* _Request_
Show every line below where "shown" can be found.

--- Start Material for the task ---

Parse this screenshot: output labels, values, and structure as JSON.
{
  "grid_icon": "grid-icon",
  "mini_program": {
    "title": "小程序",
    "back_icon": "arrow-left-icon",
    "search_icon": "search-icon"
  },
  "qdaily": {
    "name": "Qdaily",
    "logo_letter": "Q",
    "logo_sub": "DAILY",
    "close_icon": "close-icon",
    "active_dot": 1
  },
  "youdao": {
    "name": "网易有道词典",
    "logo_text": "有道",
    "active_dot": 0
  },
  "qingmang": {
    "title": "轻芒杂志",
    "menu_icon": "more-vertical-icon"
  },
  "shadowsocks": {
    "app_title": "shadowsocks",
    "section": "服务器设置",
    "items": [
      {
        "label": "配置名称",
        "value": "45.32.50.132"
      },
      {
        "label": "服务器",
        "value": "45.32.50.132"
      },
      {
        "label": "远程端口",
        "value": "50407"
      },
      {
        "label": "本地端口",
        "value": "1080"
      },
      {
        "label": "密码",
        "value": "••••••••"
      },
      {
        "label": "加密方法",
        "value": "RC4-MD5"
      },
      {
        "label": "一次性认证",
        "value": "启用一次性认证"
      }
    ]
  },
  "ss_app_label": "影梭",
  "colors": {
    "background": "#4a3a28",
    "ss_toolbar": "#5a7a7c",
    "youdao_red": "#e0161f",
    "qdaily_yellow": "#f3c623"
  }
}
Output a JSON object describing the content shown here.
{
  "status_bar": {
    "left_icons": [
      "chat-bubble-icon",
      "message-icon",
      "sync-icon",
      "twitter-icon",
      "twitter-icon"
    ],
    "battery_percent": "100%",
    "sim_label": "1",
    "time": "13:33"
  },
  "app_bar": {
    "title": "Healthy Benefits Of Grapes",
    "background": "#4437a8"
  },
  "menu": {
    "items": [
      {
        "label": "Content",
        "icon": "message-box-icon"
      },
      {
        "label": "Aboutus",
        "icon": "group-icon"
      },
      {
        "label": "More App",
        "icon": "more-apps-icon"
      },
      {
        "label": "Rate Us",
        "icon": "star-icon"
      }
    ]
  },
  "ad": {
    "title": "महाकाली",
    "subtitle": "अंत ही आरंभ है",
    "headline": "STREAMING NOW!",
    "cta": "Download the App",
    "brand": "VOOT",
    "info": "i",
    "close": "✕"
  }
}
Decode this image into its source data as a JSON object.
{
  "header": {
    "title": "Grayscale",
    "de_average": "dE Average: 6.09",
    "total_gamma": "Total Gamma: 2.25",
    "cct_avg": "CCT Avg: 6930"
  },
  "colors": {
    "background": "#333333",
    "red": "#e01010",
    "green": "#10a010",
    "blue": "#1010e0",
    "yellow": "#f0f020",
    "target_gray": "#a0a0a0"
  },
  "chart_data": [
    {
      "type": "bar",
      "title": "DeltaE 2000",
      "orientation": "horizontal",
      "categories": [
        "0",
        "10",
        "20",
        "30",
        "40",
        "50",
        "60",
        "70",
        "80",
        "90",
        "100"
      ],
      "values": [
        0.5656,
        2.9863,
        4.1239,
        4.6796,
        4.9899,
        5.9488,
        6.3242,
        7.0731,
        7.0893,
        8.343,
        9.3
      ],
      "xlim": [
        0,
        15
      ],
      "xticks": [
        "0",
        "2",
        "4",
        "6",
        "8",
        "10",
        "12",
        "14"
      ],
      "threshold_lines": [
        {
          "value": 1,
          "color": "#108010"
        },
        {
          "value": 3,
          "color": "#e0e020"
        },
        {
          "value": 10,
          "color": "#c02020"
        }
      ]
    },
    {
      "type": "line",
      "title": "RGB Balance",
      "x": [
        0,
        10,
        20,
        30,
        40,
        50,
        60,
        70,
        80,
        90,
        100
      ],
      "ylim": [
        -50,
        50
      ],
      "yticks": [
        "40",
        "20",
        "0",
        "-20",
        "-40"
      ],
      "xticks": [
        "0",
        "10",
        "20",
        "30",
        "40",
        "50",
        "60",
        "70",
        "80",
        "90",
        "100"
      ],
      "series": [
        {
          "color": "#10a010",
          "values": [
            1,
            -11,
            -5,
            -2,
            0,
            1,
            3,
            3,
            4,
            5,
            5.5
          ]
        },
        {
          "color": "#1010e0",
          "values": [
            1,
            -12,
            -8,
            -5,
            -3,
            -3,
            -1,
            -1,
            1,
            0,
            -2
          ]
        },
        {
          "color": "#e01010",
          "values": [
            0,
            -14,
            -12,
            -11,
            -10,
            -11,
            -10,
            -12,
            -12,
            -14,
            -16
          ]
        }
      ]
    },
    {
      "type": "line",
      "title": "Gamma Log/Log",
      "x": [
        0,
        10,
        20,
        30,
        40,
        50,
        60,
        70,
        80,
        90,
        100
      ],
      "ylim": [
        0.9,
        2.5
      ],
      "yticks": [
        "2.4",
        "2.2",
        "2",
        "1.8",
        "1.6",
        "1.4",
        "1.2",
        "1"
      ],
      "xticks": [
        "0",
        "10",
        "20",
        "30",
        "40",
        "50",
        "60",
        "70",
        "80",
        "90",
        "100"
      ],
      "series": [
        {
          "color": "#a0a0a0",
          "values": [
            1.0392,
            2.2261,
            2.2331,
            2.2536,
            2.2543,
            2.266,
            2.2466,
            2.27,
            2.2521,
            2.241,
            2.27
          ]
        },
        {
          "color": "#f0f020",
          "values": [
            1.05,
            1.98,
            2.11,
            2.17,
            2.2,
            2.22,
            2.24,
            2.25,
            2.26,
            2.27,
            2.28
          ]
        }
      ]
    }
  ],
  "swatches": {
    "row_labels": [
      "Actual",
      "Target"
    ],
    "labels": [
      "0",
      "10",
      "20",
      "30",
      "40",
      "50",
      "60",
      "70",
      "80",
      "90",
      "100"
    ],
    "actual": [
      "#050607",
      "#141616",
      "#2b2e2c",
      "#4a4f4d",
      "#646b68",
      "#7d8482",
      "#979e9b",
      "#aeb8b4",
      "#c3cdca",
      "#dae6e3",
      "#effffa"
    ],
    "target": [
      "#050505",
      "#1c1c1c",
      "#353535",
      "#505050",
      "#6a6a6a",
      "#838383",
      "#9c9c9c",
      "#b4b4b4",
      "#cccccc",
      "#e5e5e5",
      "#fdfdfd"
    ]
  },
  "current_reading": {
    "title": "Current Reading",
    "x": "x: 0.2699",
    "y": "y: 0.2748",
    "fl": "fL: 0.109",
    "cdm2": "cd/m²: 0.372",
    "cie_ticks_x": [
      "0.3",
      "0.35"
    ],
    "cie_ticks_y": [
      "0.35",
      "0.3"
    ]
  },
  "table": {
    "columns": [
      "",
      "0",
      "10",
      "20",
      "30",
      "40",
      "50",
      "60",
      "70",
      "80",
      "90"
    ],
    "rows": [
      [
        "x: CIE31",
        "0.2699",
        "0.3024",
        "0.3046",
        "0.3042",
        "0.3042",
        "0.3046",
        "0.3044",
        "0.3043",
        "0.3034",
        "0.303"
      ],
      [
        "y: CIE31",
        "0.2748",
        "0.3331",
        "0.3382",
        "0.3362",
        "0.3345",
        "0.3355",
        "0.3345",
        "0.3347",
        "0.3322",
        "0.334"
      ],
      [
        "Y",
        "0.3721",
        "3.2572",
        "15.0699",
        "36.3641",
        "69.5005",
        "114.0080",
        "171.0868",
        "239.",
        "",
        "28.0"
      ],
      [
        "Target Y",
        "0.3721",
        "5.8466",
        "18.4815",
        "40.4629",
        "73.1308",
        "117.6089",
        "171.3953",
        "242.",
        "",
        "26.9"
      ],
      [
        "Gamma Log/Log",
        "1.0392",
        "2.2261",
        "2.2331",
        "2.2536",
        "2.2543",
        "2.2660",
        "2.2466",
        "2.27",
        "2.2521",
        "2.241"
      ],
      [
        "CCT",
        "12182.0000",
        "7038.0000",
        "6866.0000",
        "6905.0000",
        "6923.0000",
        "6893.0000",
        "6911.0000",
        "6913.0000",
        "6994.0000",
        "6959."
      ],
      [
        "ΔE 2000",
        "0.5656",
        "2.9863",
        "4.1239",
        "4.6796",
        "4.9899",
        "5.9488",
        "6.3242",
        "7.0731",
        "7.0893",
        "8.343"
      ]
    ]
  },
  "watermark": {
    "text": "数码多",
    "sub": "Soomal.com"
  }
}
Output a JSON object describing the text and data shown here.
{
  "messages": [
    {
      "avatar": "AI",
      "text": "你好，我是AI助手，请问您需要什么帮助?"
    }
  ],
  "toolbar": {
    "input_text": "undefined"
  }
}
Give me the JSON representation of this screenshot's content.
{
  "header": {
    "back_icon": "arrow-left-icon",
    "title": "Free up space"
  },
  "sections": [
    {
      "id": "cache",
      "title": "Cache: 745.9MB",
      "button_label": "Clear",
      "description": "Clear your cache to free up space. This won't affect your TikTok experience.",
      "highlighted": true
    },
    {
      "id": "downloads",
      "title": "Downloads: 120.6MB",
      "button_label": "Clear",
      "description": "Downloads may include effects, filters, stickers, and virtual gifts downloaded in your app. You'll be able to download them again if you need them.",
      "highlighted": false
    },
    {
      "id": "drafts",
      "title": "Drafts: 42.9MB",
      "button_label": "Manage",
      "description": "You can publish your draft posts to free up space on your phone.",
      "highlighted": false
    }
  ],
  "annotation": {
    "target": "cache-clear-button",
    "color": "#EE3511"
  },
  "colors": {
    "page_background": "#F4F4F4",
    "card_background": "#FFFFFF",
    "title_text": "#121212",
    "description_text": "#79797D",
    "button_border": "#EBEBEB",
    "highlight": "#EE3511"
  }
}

--- End Material for the task ---

* _Full answer_
Output a JSON object describing the content shown here.
Output a JSON object describing the text and data shown here.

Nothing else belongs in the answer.